What you should do: In the material below, identify each line bearing the word "услуг". Reproduce those lines.

BEGIN Records supplied

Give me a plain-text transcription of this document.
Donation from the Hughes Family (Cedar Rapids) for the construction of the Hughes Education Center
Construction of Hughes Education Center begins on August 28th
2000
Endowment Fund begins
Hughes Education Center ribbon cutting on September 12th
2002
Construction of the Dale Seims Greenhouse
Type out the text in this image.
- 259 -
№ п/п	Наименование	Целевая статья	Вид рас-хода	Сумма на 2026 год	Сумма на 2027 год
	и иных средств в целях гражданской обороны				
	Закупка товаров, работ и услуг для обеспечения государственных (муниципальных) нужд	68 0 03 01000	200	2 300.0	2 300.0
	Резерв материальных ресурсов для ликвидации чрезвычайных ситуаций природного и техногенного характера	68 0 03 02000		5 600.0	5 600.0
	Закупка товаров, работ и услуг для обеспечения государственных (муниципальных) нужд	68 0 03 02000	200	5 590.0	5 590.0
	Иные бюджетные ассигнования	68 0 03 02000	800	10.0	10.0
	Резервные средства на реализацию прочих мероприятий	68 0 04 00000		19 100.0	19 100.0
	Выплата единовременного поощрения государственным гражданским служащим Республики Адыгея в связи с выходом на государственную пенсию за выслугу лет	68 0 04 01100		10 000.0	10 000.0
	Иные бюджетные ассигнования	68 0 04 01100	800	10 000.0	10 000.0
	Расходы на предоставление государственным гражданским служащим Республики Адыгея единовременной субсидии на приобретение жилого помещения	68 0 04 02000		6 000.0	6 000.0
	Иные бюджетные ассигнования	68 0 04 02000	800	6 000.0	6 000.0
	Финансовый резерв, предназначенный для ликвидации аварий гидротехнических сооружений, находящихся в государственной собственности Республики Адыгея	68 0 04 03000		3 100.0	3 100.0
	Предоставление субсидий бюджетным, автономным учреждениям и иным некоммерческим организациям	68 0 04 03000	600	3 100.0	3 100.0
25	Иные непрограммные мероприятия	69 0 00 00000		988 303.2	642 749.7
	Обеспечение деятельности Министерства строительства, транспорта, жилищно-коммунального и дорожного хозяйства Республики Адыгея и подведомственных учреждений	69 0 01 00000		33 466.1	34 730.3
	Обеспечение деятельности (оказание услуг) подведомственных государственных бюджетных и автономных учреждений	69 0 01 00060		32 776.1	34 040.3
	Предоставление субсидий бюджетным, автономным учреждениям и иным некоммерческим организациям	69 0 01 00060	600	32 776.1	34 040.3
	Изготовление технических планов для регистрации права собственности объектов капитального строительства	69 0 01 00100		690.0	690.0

END Records supplied
BEGIN Records supplied

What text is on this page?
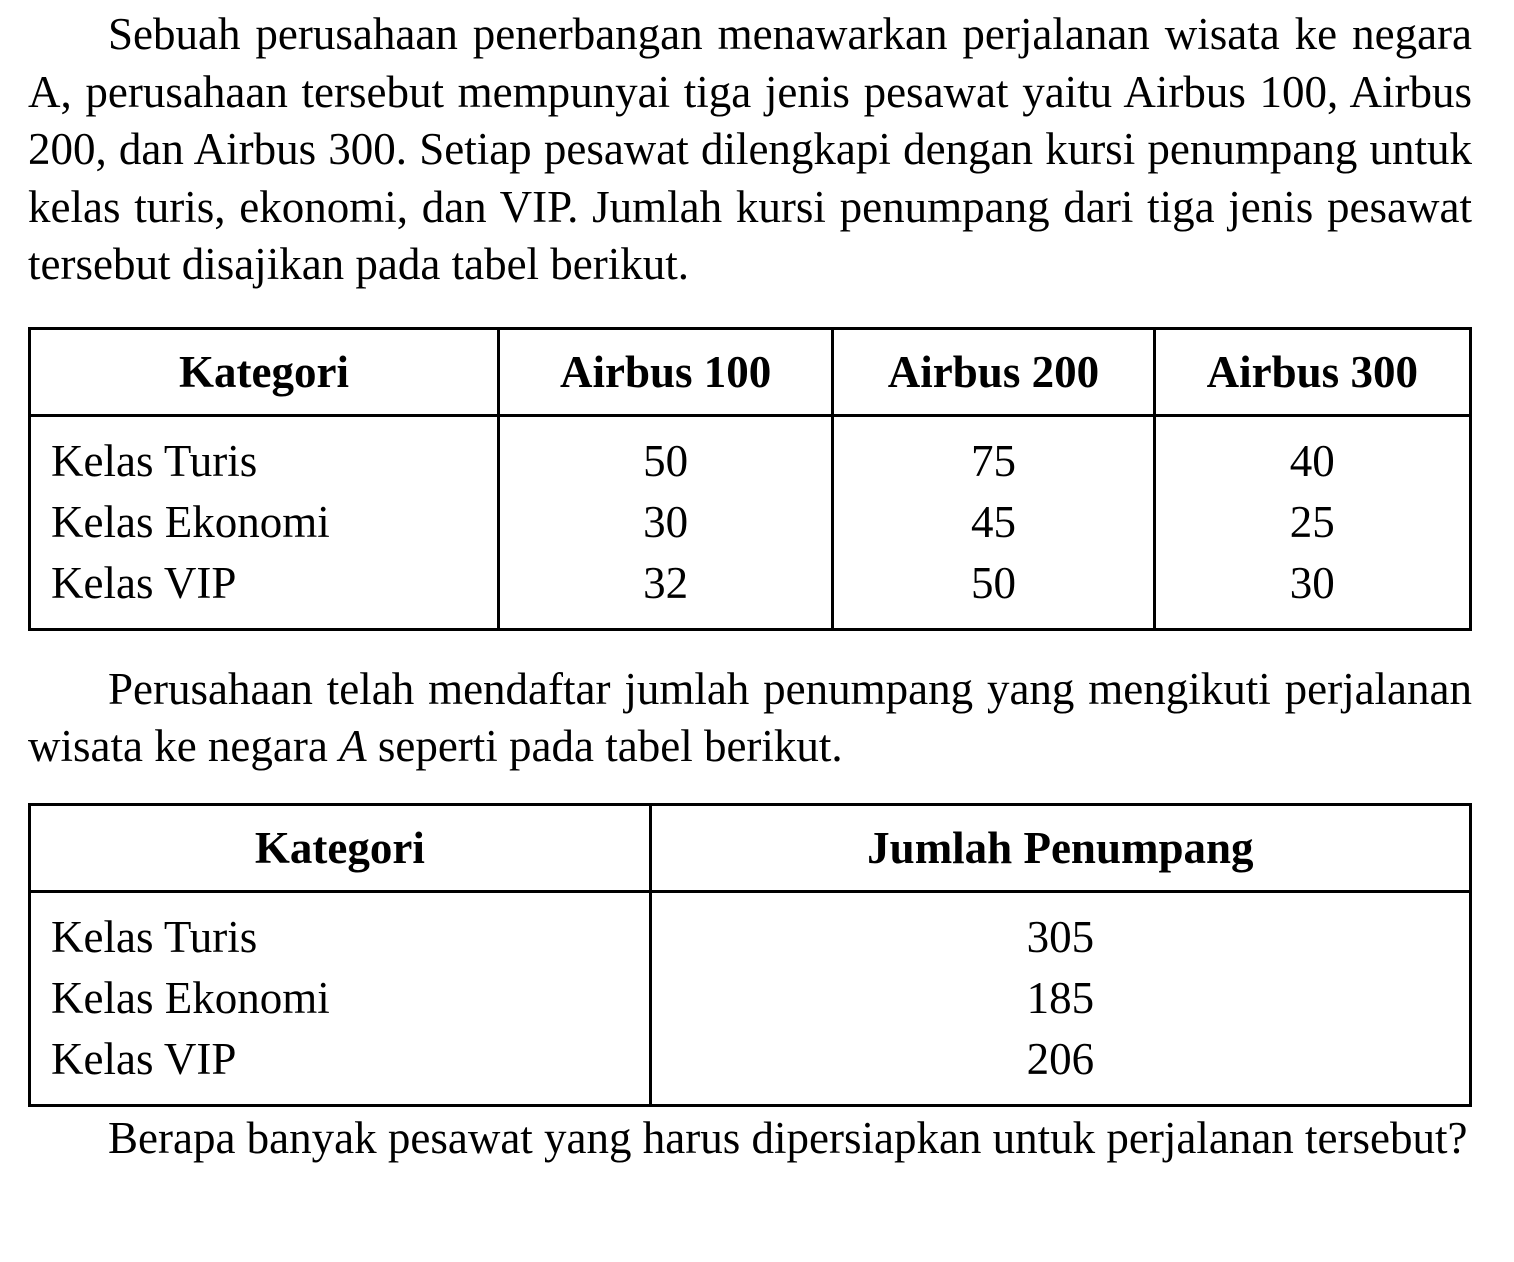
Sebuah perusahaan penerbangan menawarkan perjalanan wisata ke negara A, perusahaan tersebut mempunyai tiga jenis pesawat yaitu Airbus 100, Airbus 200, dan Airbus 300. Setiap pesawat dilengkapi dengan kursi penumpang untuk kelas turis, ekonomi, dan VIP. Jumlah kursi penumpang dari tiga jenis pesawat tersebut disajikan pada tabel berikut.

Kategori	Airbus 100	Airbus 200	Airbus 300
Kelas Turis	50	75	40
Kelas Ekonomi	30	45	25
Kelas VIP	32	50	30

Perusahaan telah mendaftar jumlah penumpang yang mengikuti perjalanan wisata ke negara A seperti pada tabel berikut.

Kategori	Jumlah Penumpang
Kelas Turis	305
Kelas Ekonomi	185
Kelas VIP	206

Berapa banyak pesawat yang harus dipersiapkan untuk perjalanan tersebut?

END Records supplied
BEGIN Records supplied

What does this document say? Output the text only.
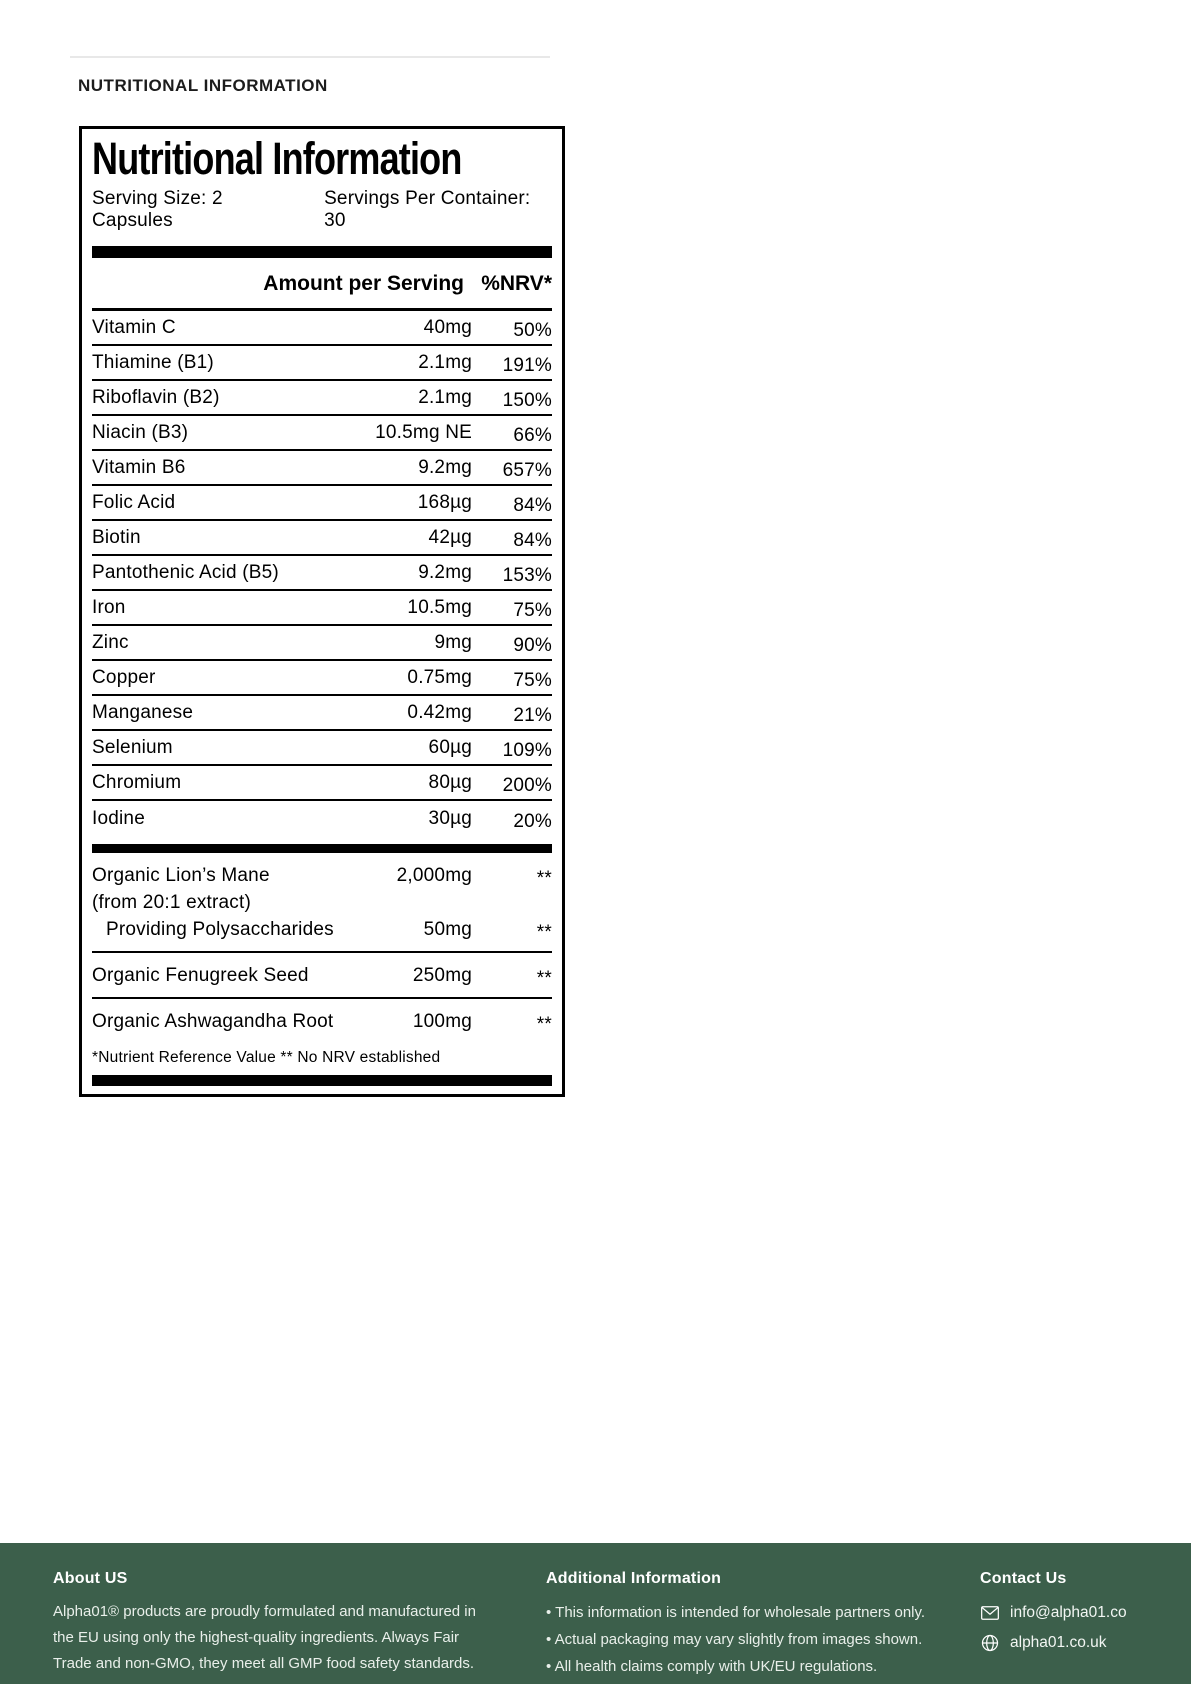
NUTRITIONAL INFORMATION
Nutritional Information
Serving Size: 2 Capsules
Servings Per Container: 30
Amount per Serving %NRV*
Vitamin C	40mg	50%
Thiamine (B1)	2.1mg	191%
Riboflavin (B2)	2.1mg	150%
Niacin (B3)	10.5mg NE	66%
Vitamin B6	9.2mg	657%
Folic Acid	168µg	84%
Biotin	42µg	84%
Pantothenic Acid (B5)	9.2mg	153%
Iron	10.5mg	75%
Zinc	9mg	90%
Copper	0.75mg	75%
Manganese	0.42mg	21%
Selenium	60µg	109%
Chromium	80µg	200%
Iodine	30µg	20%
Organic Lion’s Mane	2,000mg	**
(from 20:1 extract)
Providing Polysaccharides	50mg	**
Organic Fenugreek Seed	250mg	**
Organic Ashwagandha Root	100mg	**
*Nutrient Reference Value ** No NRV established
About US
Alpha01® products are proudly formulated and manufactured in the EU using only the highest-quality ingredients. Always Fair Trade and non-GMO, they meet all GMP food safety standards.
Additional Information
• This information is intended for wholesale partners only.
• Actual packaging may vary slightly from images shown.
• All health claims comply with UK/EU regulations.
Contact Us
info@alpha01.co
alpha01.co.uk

END Records supplied

Exercise output:
	Закупка товаров, работ и услуг для обеспечения государственных (муниципальных) нужд	68 0 03 01000	200	2 300.0	2 300.0
	Закупка товаров, работ и услуг для обеспечения государственных (муниципальных) нужд	68 0 03 02000	200	5 590.0	5 590.0
	Обеспечение деятельности (оказание услуг) подведомственных государственных бюджетных и автономных учреждений	69 0 01 00060		32 776.1	34 040.3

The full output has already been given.